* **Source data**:
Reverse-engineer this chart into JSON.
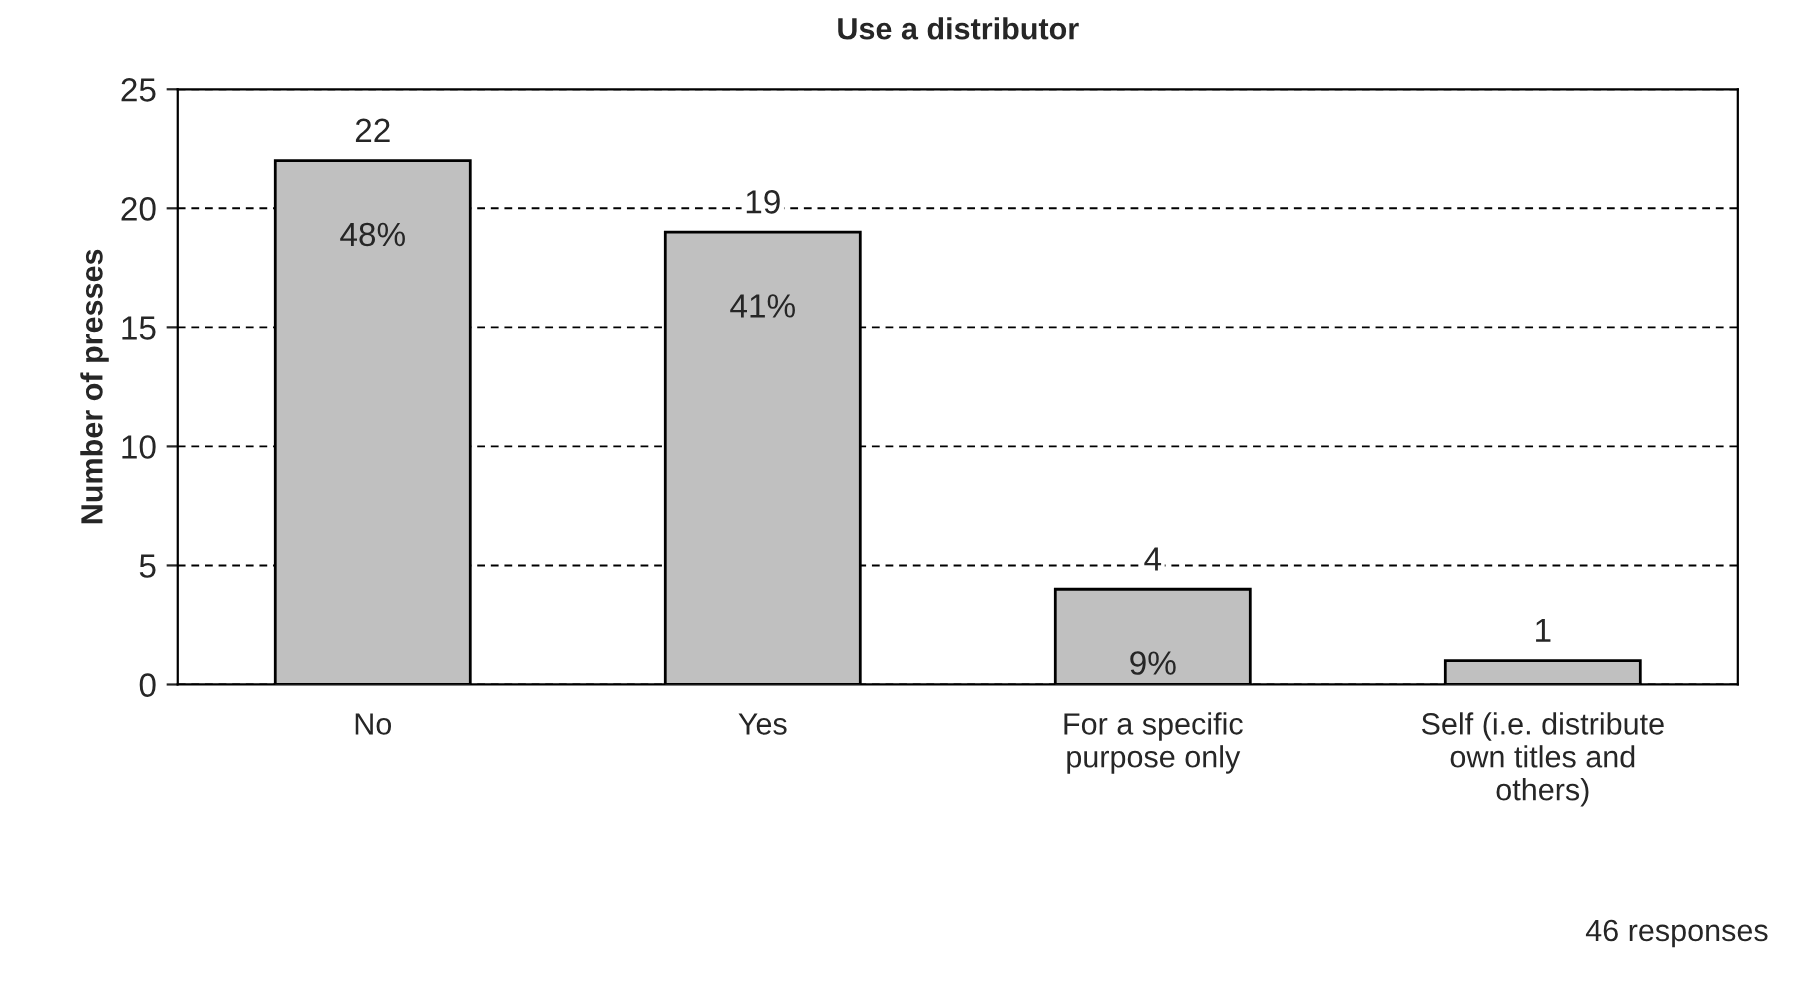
{
  "chart_data": {
    "type": "bar",
    "title": "Use a distributor",
    "ylabel": "Number of presses",
    "categories": [
      "No",
      "Yes",
      "For a specific\npurpose only",
      "Self (i.e. distribute\nown titles and\nothers)"
    ],
    "values": [
      22,
      19,
      4,
      1
    ],
    "value_labels": [
      "22",
      "19",
      "4",
      "1"
    ],
    "color": "#c0c0c0",
    "ylim": [
      0,
      25
    ],
    "yticks": [
      0,
      5,
      10,
      15,
      20,
      25
    ],
    "grid": "y",
    "annotations": [
      {
        "text": "48%",
        "x": "No",
        "y": 22
      },
      {
        "text": "41%",
        "x": "Yes",
        "y": 19
      },
      {
        "text": "9%",
        "x": "For a specific\npurpose only",
        "y": 4
      },
      "46 responses"
    ]
  }
}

* **TASK DIRECTIONS**: From the data above, show each line that contains "only".

* **REPLY TO THE TASK**:
      "For a specific\npurpose only",
        "x": "For a specific\npurpose only",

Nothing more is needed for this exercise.